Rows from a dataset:
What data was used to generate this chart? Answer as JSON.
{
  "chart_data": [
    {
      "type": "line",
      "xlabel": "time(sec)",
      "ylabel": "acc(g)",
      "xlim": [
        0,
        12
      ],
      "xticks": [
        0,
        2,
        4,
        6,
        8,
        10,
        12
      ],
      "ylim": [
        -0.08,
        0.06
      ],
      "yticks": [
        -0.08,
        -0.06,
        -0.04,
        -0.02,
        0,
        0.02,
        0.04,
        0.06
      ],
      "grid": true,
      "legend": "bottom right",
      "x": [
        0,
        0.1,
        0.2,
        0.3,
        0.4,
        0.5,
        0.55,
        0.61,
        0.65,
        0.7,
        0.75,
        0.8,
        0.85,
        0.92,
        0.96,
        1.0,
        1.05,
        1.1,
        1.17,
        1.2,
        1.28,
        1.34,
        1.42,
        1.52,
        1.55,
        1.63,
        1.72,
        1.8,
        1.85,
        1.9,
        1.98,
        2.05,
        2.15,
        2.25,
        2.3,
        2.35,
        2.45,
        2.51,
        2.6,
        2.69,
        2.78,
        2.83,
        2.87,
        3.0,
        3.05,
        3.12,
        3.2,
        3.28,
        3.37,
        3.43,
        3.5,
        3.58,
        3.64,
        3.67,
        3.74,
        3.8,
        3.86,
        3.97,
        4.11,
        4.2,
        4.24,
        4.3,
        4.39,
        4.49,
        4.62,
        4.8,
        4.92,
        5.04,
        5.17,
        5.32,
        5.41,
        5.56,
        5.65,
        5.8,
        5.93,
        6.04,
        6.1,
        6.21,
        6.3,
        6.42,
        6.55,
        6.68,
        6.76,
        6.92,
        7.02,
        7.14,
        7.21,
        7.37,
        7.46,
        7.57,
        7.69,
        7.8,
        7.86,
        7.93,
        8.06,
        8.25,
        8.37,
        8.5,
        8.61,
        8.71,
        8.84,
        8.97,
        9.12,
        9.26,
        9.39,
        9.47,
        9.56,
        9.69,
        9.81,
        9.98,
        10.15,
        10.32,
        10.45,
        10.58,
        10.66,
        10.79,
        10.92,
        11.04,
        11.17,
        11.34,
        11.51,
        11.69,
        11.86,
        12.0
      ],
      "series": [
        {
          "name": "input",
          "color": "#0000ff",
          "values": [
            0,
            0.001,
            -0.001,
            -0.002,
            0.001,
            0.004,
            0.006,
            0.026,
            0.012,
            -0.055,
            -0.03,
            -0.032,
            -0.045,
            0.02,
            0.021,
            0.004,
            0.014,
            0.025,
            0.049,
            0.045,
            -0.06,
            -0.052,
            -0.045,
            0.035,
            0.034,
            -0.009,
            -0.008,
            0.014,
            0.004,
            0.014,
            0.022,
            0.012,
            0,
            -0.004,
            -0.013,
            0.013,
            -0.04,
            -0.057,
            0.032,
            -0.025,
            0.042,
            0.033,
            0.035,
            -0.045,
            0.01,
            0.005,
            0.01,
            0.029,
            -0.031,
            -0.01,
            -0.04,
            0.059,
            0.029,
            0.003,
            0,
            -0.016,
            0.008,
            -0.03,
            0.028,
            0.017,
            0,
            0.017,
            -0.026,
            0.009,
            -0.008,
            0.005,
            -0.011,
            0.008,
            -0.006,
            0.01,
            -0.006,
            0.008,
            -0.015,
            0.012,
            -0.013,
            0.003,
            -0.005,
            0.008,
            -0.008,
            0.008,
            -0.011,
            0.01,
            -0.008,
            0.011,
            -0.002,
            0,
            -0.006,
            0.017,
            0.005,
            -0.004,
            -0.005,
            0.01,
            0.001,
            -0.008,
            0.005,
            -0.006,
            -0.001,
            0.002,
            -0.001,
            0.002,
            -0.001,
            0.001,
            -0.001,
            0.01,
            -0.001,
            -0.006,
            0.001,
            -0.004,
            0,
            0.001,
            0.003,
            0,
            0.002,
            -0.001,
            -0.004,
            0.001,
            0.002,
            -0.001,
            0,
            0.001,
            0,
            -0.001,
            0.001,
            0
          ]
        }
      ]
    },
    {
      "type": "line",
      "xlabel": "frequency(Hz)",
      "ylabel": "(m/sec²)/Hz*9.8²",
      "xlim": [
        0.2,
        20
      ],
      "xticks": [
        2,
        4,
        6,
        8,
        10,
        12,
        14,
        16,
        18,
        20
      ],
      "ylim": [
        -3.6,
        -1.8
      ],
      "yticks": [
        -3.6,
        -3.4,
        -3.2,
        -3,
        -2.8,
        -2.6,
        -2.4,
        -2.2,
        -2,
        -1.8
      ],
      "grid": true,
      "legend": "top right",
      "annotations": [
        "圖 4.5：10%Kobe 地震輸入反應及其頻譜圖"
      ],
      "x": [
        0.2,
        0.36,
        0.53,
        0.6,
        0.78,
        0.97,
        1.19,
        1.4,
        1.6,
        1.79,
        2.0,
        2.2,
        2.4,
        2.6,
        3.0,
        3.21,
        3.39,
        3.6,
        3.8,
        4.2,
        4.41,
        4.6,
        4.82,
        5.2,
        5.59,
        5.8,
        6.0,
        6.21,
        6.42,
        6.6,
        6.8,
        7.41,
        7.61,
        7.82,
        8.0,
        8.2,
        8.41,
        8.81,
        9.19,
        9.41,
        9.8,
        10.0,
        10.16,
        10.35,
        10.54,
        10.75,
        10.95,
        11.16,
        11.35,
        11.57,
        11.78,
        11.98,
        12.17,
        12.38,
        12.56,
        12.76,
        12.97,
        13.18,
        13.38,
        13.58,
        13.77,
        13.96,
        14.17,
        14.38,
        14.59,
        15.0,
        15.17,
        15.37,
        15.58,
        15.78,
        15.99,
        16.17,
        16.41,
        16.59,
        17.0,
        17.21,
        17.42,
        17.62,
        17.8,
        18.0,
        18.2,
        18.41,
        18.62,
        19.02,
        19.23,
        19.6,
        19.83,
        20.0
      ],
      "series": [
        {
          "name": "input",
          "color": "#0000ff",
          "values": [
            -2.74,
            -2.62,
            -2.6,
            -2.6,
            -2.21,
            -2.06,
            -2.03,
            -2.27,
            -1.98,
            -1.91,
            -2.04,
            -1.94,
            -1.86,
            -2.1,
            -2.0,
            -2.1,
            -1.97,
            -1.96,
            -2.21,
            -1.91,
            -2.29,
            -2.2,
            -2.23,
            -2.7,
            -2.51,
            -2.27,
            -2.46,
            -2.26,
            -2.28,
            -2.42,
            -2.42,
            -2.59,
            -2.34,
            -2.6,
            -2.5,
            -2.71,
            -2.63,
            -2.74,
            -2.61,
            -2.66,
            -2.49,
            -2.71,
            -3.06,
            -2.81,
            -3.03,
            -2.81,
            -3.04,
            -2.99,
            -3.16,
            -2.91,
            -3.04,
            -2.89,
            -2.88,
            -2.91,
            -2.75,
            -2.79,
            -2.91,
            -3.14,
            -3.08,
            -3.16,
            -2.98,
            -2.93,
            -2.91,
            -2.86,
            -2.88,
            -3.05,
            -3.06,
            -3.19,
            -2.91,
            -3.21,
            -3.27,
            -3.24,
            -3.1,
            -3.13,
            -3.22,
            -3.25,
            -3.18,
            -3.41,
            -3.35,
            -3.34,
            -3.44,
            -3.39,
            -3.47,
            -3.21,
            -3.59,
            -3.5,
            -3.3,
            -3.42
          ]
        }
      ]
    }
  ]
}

Required work:
Output all of the material, please, exactly as it stands.

Answer for the task:
What data was used to generate this chart? Answer as JSON.
{
  "chart_data": [
    {
      "type": "line",
      "xlabel": "time(sec)",
      "ylabel": "acc(g)",
      "xlim": [
        0,
        12
      ],
      "xticks": [
        0,
        2,
        4,
        6,
        8,
        10,
        12
      ],
      "ylim": [
        -0.08,
        0.06
      ],
      "yticks": [
        -0.08,
        -0.06,
        -0.04,
        -0.02,
        0,
        0.02,
        0.04,
        0.06
      ],
      "grid": true,
      "legend": "bottom right",
      "x": [
        0,
        0.1,
        0.2,
        0.3,
        0.4,
        0.5,
        0.55,
        0.61,
        0.65,
        0.7,
        0.75,
        0.8,
        0.85,
        0.92,
        0.96,
        1.0,
        1.05,
        1.1,
        1.17,
        1.2,
        1.28,
        1.34,
        1.42,
        1.52,
        1.55,
        1.63,
        1.72,
        1.8,
        1.85,
        1.9,
        1.98,
        2.05,
        2.15,
        2.25,
        2.3,
        2.35,
        2.45,
        2.51,
        2.6,
        2.69,
        2.78,
        2.83,
        2.87,
        3.0,
        3.05,
        3.12,
        3.2,
        3.28,
        3.37,
        3.43,
        3.5,
        3.58,
        3.64,
        3.67,
        3.74,
        3.8,
        3.86,
        3.97,
        4.11,
        4.2,
        4.24,
        4.3,
        4.39,
        4.49,
        4.62,
        4.8,
        4.92,
        5.04,
        5.17,
        5.32,
        5.41,
        5.56,
        5.65,
        5.8,
        5.93,
        6.04,
        6.1,
        6.21,
        6.3,
        6.42,
        6.55,
        6.68,
        6.76,
        6.92,
        7.02,
        7.14,
        7.21,
        7.37,
        7.46,
        7.57,
        7.69,
        7.8,
        7.86,
        7.93,
        8.06,
        8.25,
        8.37,
        8.5,
        8.61,
        8.71,
        8.84,
        8.97,
        9.12,
        9.26,
        9.39,
        9.47,
        9.56,
        9.69,
        9.81,
        9.98,
        10.15,
        10.32,
        10.45,
        10.58,
        10.66,
        10.79,
        10.92,
        11.04,
        11.17,
        11.34,
        11.51,
        11.69,
        11.86,
        12.0
      ],
      "series": [
        {
          "name": "input",
          "color": "#0000ff",
          "values": [
            0,
            0.001,
            -0.001,
            -0.002,
            0.001,
            0.004,
            0.006,
            0.026,
            0.012,
            -0.055,
            -0.03,
            -0.032,
            -0.045,
            0.02,
            0.021,
            0.004,
            0.014,
            0.025,
            0.049,
            0.045,
            -0.06,
            -0.052,
            -0.045,
            0.035,
            0.034,
            -0.009,
            -0.008,
            0.014,
            0.004,
            0.014,
            0.022,
            0.012,
            0,
            -0.004,
            -0.013,
            0.013,
            -0.04,
            -0.057,
            0.032,
            -0.025,
            0.042,
            0.033,
            0.035,
            -0.045,
            0.01,
            0.005,
            0.01,
            0.029,
            -0.031,
            -0.01,
            -0.04,
            0.059,
            0.029,
            0.003,
            0,
            -0.016,
            0.008,
            -0.03,
            0.028,
            0.017,
            0,
            0.017,
            -0.026,
            0.009,
            -0.008,
            0.005,
            -0.011,
            0.008,
            -0.006,
            0.01,
            -0.006,
            0.008,
            -0.015,
            0.012,
            -0.013,
            0.003,
            -0.005,
            0.008,
            -0.008,
            0.008,
            -0.011,
            0.01,
            -0.008,
            0.011,
            -0.002,
            0,
            -0.006,
            0.017,
            0.005,
            -0.004,
            -0.005,
            0.01,
            0.001,
            -0.008,
            0.005,
            -0.006,
            -0.001,
            0.002,
            -0.001,
            0.002,
            -0.001,
            0.001,
            -0.001,
            0.01,
            -0.001,
            -0.006,
            0.001,
            -0.004,
            0,
            0.001,
            0.003,
            0,
            0.002,
            -0.001,
            -0.004,
            0.001,
            0.002,
            -0.001,
            0,
            0.001,
            0,
            -0.001,
            0.001,
            0
          ]
        }
      ]
    },
    {
      "type": "line",
      "xlabel": "frequency(Hz)",
      "ylabel": "(m/sec²)/Hz*9.8²",
      "xlim": [
        0.2,
        20
      ],
      "xticks": [
        2,
        4,
        6,
        8,
        10,
        12,
        14,
        16,
        18,
        20
      ],
      "ylim": [
        -3.6,
        -1.8
      ],
      "yticks": [
        -3.6,
        -3.4,
        -3.2,
        -3,
        -2.8,
        -2.6,
        -2.4,
        -2.2,
        -2,
        -1.8
      ],
      "grid": true,
      "legend": "top right",
      "annotations": [
        "圖 4.5：10%Kobe 地震輸入反應及其頻譜圖"
      ],
      "x": [
        0.2,
        0.36,
        0.53,
        0.6,
        0.78,
        0.97,
        1.19,
        1.4,
        1.6,
        1.79,
        2.0,
        2.2,
        2.4,
        2.6,
        3.0,
        3.21,
        3.39,
        3.6,
        3.8,
        4.2,
        4.41,
        4.6,
        4.82,
        5.2,
        5.59,
        5.8,
        6.0,
        6.21,
        6.42,
        6.6,
        6.8,
        7.41,
        7.61,
        7.82,
        8.0,
        8.2,
        8.41,
        8.81,
        9.19,
        9.41,
        9.8,
        10.0,
        10.16,
        10.35,
        10.54,
        10.75,
        10.95,
        11.16,
        11.35,
        11.57,
        11.78,
        11.98,
        12.17,
        12.38,
        12.56,
        12.76,
        12.97,
        13.18,
        13.38,
        13.58,
        13.77,
        13.96,
        14.17,
        14.38,
        14.59,
        15.0,
        15.17,
        15.37,
        15.58,
        15.78,
        15.99,
        16.17,
        16.41,
        16.59,
        17.0,
        17.21,
        17.42,
        17.62,
        17.8,
        18.0,
        18.2,
        18.41,
        18.62,
        19.02,
        19.23,
        19.6,
        19.83,
        20.0
      ],
      "series": [
        {
          "name": "input",
          "color": "#0000ff",
          "values": [
            -2.74,
            -2.62,
            -2.6,
            -2.6,
            -2.21,
            -2.06,
            -2.03,
            -2.27,
            -1.98,
            -1.91,
            -2.04,
            -1.94,
            -1.86,
            -2.1,
            -2.0,
            -2.1,
            -1.97,
            -1.96,
            -2.21,
            -1.91,
            -2.29,
            -2.2,
            -2.23,
            -2.7,
            -2.51,
            -2.27,
            -2.46,
            -2.26,
            -2.28,
            -2.42,
            -2.42,
            -2.59,
            -2.34,
            -2.6,
            -2.5,
            -2.71,
            -2.63,
            -2.74,
            -2.61,
            -2.66,
            -2.49,
            -2.71,
            -3.06,
            -2.81,
            -3.03,
            -2.81,
            -3.04,
            -2.99,
            -3.16,
            -2.91,
            -3.04,
            -2.89,
            -2.88,
            -2.91,
            -2.75,
            -2.79,
            -2.91,
            -3.14,
            -3.08,
            -3.16,
            -2.98,
            -2.93,
            -2.91,
            -2.86,
            -2.88,
            -3.05,
            -3.06,
            -3.19,
            -2.91,
            -3.21,
            -3.27,
            -3.24,
            -3.1,
            -3.13,
            -3.22,
            -3.25,
            -3.18,
            -3.41,
            -3.35,
            -3.34,
            -3.44,
            -3.39,
            -3.47,
            -3.21,
            -3.59,
            -3.5,
            -3.3,
            -3.42
          ]
        }
      ]
    }
  ]
}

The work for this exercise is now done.